(DESCRIPTION OF THE TASK):
Copy out every line that contains the word "structured".

(Entries from a dataset):
· · ·

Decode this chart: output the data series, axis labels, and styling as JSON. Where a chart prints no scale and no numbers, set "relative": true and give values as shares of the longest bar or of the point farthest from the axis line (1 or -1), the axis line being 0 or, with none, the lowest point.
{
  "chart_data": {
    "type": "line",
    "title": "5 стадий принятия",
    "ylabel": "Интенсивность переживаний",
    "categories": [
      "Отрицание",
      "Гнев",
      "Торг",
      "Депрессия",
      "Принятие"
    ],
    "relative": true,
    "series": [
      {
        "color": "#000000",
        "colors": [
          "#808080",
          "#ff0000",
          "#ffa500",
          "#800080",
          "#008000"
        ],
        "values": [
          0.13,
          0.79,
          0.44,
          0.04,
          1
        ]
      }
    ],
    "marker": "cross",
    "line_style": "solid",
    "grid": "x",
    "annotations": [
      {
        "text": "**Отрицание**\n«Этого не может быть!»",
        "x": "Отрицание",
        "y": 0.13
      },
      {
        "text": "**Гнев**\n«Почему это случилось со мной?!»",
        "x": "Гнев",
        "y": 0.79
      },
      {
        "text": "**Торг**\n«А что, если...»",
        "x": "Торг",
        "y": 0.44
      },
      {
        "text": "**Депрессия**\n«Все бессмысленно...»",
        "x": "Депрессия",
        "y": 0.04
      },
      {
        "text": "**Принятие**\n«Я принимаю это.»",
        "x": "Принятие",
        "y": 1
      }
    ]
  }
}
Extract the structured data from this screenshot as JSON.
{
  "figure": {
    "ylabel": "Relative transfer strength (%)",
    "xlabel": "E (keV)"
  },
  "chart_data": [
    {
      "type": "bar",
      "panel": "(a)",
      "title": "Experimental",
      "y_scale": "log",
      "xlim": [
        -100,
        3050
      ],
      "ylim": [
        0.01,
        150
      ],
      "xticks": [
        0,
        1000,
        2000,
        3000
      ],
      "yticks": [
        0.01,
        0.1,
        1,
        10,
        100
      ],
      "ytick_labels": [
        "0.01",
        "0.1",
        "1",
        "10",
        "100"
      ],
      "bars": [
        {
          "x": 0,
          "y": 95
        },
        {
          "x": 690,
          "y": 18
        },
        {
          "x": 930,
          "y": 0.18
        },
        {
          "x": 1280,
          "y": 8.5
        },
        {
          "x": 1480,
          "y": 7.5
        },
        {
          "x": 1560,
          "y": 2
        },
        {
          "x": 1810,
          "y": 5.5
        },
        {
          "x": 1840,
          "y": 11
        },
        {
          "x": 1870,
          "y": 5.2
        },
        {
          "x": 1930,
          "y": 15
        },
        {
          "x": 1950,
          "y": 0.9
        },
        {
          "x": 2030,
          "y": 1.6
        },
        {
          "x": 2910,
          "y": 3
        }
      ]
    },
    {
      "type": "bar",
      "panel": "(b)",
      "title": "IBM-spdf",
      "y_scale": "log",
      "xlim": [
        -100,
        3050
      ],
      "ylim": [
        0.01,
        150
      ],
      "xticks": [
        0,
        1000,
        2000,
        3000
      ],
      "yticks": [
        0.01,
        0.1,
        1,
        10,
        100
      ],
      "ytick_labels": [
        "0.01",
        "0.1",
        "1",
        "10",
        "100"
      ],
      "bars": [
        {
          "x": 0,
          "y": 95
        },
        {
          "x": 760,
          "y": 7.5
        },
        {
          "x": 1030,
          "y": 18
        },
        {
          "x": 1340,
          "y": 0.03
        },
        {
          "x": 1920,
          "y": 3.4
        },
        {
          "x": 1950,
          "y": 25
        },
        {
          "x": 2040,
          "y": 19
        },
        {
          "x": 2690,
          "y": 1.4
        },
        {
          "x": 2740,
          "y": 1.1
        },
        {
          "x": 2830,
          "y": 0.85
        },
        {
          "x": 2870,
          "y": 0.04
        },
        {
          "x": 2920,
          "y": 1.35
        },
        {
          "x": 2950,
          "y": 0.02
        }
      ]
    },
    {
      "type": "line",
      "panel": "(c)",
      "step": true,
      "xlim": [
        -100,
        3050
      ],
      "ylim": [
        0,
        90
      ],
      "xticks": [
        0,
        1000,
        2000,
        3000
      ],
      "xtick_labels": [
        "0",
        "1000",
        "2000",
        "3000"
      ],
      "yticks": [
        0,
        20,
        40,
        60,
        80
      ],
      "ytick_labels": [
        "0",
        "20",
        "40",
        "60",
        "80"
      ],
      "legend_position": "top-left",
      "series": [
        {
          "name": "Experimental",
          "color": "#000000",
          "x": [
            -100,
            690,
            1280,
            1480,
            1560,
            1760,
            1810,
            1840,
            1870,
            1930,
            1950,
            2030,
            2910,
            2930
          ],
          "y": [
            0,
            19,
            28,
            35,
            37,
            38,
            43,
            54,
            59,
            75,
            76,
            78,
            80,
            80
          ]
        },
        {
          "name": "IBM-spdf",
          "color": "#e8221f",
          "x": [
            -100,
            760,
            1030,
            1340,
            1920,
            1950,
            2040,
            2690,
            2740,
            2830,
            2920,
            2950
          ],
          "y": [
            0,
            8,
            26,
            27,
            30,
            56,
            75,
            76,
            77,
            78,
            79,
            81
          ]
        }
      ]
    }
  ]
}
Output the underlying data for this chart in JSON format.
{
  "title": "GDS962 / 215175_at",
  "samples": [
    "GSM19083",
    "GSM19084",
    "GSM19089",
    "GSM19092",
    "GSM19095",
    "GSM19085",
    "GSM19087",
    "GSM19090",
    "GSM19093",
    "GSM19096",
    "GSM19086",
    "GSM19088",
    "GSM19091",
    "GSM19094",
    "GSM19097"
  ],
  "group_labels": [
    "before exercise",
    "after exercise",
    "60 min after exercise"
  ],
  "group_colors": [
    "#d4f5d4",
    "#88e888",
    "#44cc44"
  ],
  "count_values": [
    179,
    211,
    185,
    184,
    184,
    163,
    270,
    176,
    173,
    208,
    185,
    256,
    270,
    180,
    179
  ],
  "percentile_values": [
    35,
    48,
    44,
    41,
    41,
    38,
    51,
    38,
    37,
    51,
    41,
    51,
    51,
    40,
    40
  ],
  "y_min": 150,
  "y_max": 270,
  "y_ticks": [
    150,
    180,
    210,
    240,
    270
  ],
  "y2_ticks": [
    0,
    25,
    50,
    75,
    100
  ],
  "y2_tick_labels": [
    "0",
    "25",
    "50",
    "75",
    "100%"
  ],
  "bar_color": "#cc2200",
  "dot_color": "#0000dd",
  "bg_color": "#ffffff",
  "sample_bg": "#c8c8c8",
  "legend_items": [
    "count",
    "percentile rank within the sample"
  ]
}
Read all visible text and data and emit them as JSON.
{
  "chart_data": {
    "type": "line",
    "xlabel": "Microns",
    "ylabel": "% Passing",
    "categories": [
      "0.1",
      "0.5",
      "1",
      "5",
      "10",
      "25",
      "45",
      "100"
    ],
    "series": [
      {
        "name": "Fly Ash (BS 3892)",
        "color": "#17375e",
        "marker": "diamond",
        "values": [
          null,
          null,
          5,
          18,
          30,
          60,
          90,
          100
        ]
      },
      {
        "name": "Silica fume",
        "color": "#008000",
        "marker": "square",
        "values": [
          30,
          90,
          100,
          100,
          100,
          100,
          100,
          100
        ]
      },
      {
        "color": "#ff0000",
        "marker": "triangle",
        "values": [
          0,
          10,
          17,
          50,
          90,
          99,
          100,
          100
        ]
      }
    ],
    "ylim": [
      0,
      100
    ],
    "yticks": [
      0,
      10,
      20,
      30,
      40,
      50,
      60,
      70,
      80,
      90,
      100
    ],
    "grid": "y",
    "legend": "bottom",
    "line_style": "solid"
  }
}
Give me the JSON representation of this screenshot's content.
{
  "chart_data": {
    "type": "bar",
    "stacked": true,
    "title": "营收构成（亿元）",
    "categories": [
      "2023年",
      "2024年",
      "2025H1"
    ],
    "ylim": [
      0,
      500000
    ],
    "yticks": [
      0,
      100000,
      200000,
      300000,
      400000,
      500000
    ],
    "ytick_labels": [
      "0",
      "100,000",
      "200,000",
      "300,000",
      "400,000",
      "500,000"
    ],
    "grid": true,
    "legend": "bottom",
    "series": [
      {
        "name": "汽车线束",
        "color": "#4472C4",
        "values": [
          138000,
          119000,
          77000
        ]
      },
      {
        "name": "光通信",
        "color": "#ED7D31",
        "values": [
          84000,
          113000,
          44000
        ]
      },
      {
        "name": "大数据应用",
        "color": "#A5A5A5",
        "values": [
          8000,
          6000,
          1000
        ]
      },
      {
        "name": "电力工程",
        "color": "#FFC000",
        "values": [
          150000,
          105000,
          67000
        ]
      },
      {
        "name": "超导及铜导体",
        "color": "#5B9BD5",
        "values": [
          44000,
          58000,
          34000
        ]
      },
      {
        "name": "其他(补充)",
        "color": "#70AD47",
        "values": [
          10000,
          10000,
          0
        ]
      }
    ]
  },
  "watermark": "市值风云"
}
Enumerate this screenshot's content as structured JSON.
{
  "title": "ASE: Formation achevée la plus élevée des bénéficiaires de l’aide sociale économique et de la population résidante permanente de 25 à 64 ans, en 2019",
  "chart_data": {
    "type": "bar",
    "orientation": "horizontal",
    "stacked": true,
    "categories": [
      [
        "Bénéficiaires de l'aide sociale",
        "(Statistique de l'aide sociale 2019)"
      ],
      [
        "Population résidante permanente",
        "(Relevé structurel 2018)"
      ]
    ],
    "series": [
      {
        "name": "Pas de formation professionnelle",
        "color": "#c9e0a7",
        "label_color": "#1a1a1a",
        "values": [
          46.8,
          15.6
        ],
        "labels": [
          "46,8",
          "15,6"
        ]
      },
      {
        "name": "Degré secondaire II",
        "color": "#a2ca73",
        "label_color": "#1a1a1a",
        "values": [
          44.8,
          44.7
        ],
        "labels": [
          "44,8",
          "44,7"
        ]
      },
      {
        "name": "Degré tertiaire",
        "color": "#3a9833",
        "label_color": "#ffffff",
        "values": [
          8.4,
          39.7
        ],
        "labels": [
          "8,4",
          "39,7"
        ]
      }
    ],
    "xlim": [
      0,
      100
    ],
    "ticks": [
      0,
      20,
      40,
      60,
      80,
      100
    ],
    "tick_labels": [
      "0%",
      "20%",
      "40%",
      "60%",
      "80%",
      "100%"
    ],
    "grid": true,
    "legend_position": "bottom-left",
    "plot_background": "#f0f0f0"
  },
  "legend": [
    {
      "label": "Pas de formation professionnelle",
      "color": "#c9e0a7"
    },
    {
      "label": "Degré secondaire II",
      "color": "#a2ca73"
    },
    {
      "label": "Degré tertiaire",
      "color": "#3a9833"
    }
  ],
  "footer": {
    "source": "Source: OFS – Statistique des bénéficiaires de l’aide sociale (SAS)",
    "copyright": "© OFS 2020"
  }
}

· · ·

(RESULT FOR THIS EXERCISE):
Extract the structured data from this screenshot as JSON.
Enumerate this screenshot's content as structured JSON.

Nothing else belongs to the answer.